Дословно выпишите из отрывка о модернизации России часть от слов «Такое понимание модернизационного» до слов «его социальной организации.» включительно.

- **ОТРЫВОК ИЗ ДОКУМЕНТА**:
#####

Такое понимание модернизационного рывка, "русского экономического чуда", исключает попытки представить модернизационный процесс в качестве демонтажа геополитических национальных интересов России, исключает идеологию отказа от них. Ведь некоторые политологи ультралиберального направления, злоупотребляющие высоким статусом своих учреждений и вниманием ведущих СМИ, предложили полностью аннулировать результаты внутриполитических реформ 2000-х годов. Они предлагают вернуть выборность губернаторов, провести фактическую экономическую конфедерализацию РФ, раздробить правящую партию, а также радикально ослабить спецслужбы и правоохранительные органы. С этих же трибун раздаются предложения о вступлении России в НАТО на правах младшего партнера и даже заявления о принципиальной неспособности народа России к модернизации и первобытном уровне его социальной организации.

Ультралиберальные пропагандисты проводят линию на занижение национальных задач, фактического отказа от них, играют на измельчение политики, придавая несуществующее ценностное содержание внутриэлитным конфликтам. Между тем, необходимой представляется значительная ротация элит, рекрутизация "молодой крови", которая должна происходить и по принципу профессиональной пригодности в современном информационно-технологическом обществе, и по принципу ценностной ориентации. В результате деятельности этих политологов лозунги маргинальной антигосударственной оппозиции приобретают "респектабельный" формат, который, к сожалению, только подчеркивается слабостью "охранительского" политического крыла.

Также следует отметить, что и сам термин "охранительство" требует сущностного уточнения. На наш взгляд, охранять и консервировать необходимо только базисные, фундаментальные основы Российской государственности, такие как суверенитет, геополитическая субъектность, безальтернативность духовного выбора русских, сделанного в 988 году, единство и неделимость России, права и свободы ее граждан. А вот "надстроечные" структуры - экономика и конкретные административные структуры - должны изменяться настолько быстро и радикально, насколько этого требуют стоящие перед страной стратегические задачи.

/МОЙ КОММЕНТАРИЙ: "Базис" и "надстройка" меняются местами. Между тем базис всё же - бытийное стремление к самодостаточной собственности, к равнобожию, а 988 или 1917 год и прочее сущее - лишь производное от него/

Идеологический кризис ставит на повестку дня ключевой вопрос - сущность духовной и политической миссии Российского государства. Нежелание формулировать внятный ответ на этот вопрос неизбежно приведет к кризису как лояльные медийные и публично политические институты, так и саму власть. Таким образом, четкое определение миссии России в мире и ценностных основ её государственности становится вопросом государственной безопасности страны и её сохранения на политической карте мира.

#####

- **ИСХОДНЫЕ ДАННЫЕ**:

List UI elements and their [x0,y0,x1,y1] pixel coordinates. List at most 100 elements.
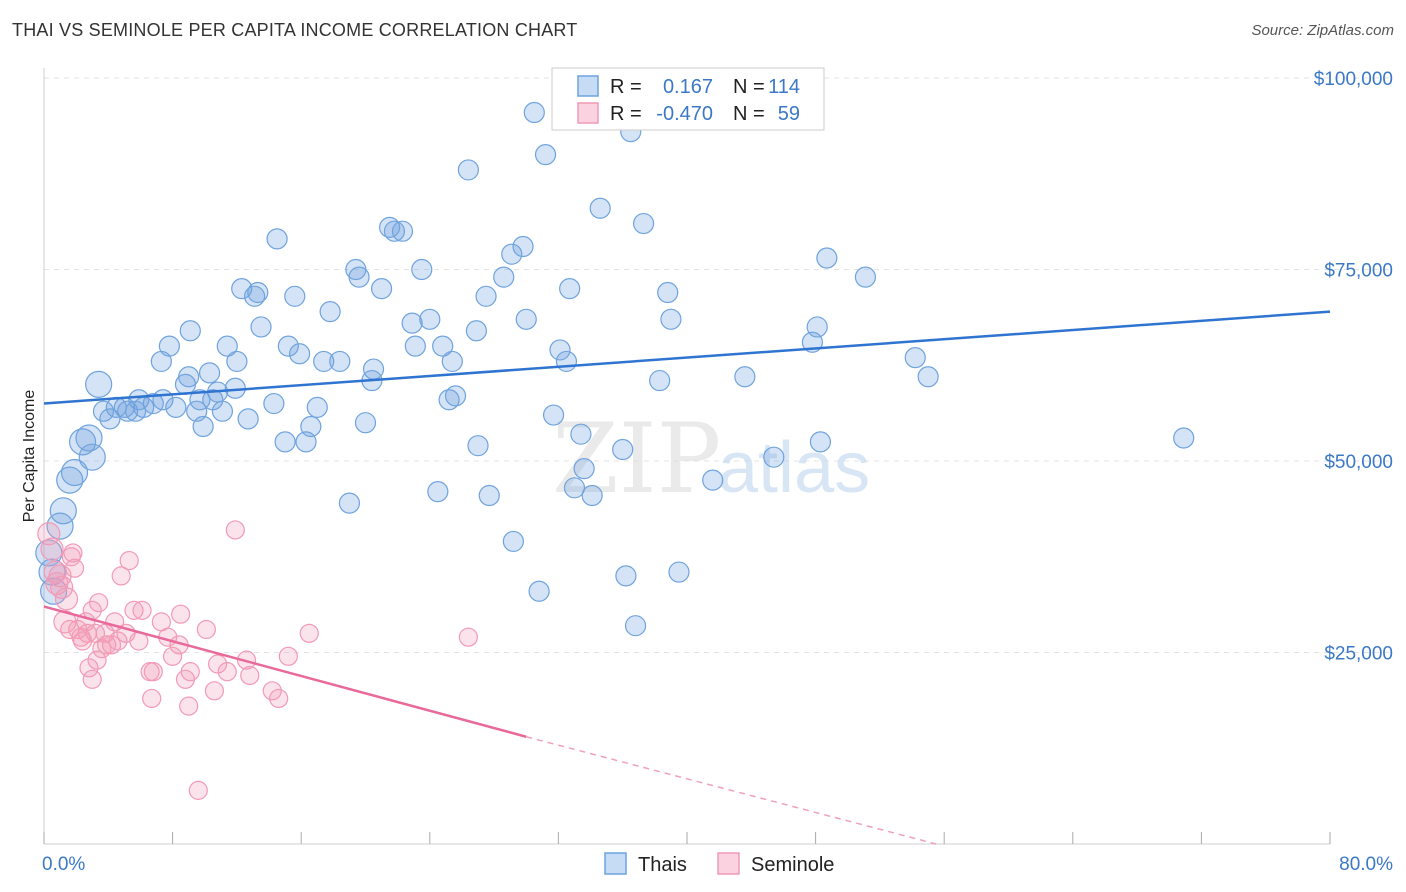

#####

- **ПОЛНЫЙ ОТВЕТ**:
Такое понимание модернизационного рывка, "русского экономического чуда", исключает попытки представить модернизационный процесс в качестве демонтажа геополитических национальных интересов России, исключает идеологию отказа от них. Ведь некоторые политологи ультралиберального направления, злоупотребляющие высоким статусом своих учреждений и вниманием ведущих СМИ, предложили полностью аннулировать результаты внутриполитических реформ 2000-х годов. Они предлагают вернуть выборность губернаторов, провести фактическую экономическую конфедерализацию РФ, раздробить правящую партию, а также радикально ослабить спецслужбы и правоохранительные органы. С этих же трибун раздаются предложения о вступлении России в НАТО на правах младшего партнера и даже заявления о принципиальной неспособности народа России к модернизации и первобытном уровне его социальной организации.